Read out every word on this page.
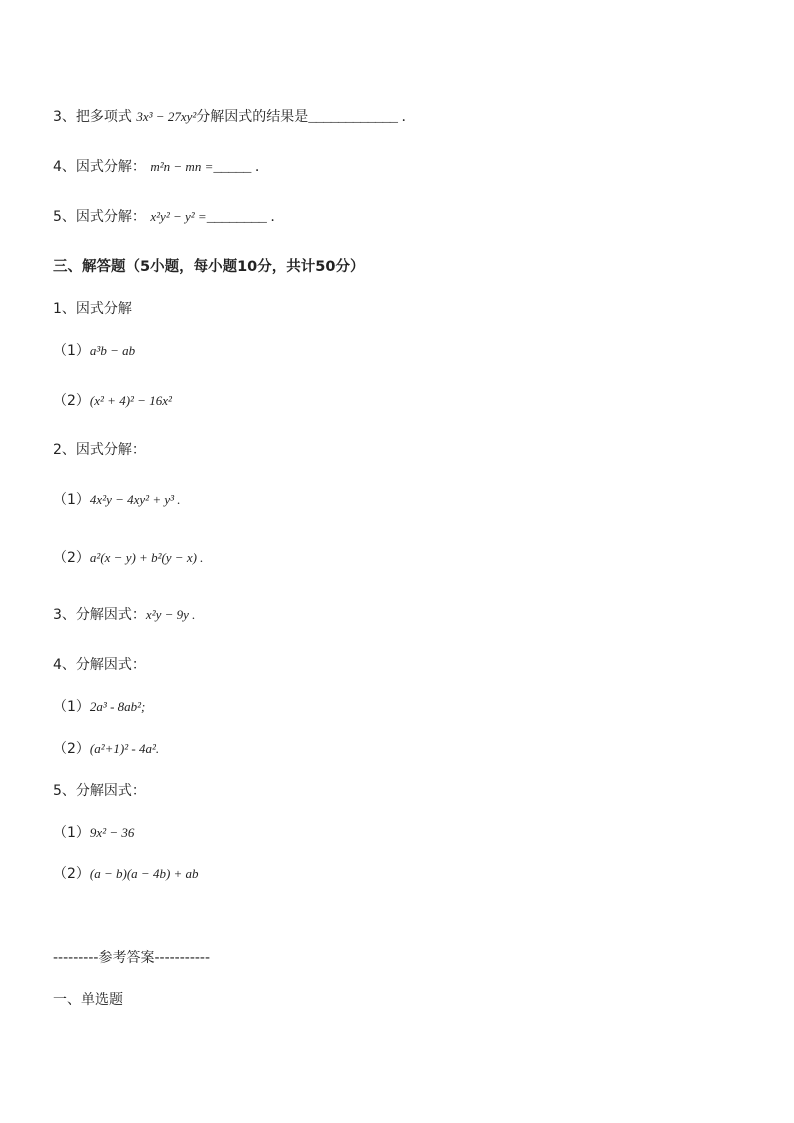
3、把多项式 3x³ − 27xy²分解因式的结果是____________ .
4、因式分解： m²n − mn =_____ .
5、因式分解： x²y² − y² =________ .
三、解答题（5小题，每小题10分，共计50分）
1、因式分解
（1）a³b − ab
（2）(x² + 4)² − 16x²
2、因式分解：
（1）4x²y − 4xy² + y³ .
（2）a²(x − y) + b²(y − x) .
3、分解因式：x²y − 9y .
4、分解因式：
（1）2a³ - 8ab²;
（2）(a²+1)² - 4a².
5、分解因式：
（1）9x² − 36
（2）(a − b)(a − 4b) + ab
---------参考答案-----------
一、单选题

....................

# [Instruction]
In the copy, include no pictures; restate the listing above exactly.

# [Solution for this task]
Read out every word on this page.
3、把多项式 3x³ − 27xy²分解因式的结果是____________ .
4、因式分解： m²n − mn =_____ .
5、因式分解： x²y² − y² =________ .
三、解答题（5小题，每小题10分，共计50分）
1、因式分解
（1）a³b − ab
（2）(x² + 4)² − 16x²
2、因式分解：
（1）4x²y − 4xy² + y³ .
（2）a²(x − y) + b²(y − x) .
3、分解因式：x²y − 9y .
4、分解因式：
（1）2a³ - 8ab²;
（2）(a²+1)² - 4a².
5、分解因式：
（1）9x² − 36
（2）(a − b)(a − 4b) + ab
---------参考答案-----------
一、单选题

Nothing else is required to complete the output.